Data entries
[Start]

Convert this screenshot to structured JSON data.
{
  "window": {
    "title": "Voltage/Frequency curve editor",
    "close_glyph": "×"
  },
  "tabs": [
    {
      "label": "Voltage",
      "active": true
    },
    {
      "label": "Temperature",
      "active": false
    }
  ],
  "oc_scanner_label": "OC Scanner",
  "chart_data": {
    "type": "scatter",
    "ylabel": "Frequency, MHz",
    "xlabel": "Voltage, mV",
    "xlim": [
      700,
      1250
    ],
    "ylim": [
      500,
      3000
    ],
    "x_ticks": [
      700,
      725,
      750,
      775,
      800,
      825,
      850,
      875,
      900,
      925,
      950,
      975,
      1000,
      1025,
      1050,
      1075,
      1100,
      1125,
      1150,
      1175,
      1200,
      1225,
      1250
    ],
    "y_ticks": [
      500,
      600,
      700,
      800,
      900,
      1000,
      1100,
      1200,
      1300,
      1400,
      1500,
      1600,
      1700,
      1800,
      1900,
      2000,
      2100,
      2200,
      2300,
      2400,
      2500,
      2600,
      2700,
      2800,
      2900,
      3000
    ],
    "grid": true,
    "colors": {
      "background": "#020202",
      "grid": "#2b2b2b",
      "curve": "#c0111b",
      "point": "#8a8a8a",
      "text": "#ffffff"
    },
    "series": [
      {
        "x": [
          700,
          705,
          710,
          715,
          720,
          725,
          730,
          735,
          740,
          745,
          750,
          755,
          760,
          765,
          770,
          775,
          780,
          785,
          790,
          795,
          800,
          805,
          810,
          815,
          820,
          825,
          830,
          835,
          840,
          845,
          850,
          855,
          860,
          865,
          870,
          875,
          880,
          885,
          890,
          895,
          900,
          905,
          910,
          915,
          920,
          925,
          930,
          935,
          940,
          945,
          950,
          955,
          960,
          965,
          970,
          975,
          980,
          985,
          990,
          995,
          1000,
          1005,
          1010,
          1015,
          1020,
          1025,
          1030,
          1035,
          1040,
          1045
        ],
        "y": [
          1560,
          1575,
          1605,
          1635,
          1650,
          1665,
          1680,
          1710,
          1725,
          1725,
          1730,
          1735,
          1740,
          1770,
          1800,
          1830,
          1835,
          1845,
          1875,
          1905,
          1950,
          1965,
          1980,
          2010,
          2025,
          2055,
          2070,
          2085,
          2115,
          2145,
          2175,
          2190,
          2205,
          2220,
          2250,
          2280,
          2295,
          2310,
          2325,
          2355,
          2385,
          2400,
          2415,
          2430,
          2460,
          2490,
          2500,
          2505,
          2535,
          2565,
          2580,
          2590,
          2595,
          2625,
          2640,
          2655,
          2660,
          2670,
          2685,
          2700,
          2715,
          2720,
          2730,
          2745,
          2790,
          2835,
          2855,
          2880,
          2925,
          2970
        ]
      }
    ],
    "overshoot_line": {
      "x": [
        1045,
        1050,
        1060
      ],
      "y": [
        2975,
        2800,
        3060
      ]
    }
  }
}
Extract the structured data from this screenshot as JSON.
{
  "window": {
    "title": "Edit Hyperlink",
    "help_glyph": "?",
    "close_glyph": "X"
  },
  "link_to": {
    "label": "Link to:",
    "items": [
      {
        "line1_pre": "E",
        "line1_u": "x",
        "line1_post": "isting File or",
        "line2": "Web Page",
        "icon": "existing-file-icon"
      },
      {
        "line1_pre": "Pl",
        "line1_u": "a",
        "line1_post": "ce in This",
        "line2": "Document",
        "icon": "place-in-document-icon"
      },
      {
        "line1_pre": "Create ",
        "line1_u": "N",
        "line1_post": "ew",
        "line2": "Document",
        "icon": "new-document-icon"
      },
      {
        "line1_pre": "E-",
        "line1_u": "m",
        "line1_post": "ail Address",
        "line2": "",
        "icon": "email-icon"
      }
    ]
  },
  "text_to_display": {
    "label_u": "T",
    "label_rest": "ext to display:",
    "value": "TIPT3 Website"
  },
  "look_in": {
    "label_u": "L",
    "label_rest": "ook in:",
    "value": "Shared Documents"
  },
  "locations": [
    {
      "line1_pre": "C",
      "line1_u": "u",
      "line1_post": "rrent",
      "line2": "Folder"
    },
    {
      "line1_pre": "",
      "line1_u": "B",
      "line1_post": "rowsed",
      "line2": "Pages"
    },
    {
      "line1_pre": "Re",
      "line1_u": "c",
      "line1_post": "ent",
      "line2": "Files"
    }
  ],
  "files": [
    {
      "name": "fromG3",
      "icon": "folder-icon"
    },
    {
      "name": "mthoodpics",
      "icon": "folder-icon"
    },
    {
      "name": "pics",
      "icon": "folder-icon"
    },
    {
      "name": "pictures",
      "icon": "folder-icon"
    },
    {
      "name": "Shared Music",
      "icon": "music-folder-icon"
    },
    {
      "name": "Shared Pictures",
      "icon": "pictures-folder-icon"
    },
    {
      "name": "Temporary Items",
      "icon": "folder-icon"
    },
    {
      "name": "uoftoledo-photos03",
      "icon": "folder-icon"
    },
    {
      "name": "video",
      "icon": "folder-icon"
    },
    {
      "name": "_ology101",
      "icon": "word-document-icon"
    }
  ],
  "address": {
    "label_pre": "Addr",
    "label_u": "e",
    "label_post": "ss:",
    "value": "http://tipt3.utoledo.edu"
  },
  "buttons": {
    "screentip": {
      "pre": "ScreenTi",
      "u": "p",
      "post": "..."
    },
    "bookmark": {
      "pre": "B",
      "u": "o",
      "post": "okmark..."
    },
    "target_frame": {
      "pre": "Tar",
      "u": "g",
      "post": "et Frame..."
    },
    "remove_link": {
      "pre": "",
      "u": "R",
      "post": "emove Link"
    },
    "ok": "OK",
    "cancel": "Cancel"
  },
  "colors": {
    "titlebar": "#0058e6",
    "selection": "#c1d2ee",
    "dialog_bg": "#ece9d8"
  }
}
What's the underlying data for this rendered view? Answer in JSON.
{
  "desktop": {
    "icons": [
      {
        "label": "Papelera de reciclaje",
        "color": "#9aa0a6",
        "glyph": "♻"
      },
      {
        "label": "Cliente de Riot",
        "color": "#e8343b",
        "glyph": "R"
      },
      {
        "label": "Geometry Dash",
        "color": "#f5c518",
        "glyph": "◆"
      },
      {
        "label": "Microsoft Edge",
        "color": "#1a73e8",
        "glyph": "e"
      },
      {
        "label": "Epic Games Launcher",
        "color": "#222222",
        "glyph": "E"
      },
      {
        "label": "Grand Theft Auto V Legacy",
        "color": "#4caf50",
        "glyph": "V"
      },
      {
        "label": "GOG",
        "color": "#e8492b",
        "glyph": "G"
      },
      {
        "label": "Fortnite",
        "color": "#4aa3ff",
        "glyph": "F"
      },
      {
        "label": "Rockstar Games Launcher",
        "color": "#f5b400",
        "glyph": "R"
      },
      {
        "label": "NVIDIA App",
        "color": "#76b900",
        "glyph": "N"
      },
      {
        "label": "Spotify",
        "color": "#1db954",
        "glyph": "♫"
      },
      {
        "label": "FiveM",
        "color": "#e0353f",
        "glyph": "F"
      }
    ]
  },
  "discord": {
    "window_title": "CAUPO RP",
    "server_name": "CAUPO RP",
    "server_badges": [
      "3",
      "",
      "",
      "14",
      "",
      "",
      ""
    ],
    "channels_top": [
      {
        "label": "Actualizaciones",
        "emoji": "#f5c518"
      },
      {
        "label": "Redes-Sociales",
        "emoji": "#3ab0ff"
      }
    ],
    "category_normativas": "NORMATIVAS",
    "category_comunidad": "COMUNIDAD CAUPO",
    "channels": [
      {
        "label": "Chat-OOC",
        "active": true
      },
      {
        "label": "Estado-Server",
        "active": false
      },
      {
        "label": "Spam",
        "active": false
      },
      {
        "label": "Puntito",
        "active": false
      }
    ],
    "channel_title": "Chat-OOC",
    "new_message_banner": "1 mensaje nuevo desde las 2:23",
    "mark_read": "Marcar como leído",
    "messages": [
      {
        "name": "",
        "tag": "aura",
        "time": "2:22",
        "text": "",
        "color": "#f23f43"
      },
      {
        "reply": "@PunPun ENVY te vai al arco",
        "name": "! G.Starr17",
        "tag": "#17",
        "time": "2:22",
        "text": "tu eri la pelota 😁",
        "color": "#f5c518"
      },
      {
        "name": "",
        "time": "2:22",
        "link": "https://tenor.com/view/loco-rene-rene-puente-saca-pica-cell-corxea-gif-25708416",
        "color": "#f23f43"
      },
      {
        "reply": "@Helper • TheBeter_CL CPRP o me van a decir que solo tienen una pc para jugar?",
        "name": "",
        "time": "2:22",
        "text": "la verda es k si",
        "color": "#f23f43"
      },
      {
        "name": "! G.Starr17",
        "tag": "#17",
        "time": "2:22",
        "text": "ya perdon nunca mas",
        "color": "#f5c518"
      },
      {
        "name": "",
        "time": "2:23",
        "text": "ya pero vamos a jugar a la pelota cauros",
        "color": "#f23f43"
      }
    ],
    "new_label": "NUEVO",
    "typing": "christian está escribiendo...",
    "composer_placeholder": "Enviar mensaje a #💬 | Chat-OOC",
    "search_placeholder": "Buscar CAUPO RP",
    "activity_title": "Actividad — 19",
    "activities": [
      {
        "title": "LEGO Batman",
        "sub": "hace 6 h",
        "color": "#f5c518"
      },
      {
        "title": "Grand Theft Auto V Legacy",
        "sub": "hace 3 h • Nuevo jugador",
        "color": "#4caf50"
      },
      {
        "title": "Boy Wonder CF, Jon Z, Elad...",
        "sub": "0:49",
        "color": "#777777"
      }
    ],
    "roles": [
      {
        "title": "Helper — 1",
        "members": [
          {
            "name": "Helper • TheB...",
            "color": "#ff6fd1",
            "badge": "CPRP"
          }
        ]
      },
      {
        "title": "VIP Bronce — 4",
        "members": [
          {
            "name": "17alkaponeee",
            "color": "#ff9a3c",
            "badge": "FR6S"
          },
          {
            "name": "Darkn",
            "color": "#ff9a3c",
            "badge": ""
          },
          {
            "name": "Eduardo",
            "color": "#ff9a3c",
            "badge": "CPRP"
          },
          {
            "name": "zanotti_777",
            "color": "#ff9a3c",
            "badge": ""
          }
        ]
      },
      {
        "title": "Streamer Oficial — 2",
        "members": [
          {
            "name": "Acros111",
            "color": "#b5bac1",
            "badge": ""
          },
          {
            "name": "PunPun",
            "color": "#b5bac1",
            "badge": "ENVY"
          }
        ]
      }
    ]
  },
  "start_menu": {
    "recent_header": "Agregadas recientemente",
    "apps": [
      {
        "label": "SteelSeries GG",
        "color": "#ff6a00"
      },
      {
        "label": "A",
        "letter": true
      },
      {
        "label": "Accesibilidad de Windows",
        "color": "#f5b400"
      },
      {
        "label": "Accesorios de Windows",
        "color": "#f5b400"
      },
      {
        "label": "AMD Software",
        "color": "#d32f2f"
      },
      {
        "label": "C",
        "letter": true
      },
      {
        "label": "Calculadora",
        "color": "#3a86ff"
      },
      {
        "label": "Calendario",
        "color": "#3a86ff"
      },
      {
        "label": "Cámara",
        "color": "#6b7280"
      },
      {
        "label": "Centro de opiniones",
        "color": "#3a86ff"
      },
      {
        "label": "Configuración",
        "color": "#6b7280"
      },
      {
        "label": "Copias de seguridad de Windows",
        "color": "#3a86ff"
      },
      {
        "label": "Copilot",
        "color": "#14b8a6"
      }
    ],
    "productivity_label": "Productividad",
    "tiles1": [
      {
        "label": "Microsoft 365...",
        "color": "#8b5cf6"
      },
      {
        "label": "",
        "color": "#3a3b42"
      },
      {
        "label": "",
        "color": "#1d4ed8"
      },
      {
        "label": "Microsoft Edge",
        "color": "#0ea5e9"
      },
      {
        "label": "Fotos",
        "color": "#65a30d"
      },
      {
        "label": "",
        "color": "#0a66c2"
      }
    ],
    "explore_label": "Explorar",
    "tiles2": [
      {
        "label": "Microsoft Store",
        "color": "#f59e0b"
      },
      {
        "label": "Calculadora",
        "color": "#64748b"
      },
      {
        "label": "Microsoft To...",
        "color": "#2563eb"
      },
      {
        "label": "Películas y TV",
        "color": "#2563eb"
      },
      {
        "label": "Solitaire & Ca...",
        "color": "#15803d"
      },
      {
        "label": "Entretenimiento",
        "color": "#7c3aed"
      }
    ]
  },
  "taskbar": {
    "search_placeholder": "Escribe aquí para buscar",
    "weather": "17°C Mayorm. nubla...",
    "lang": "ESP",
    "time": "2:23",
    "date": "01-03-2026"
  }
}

[End]

** What to do **
Copy all lines from the listing that contain "value".

** Task result **
    "value": "TIPT3 Website"
    "value": "Shared Documents"
    "value": "http://tipt3.utoledo.edu"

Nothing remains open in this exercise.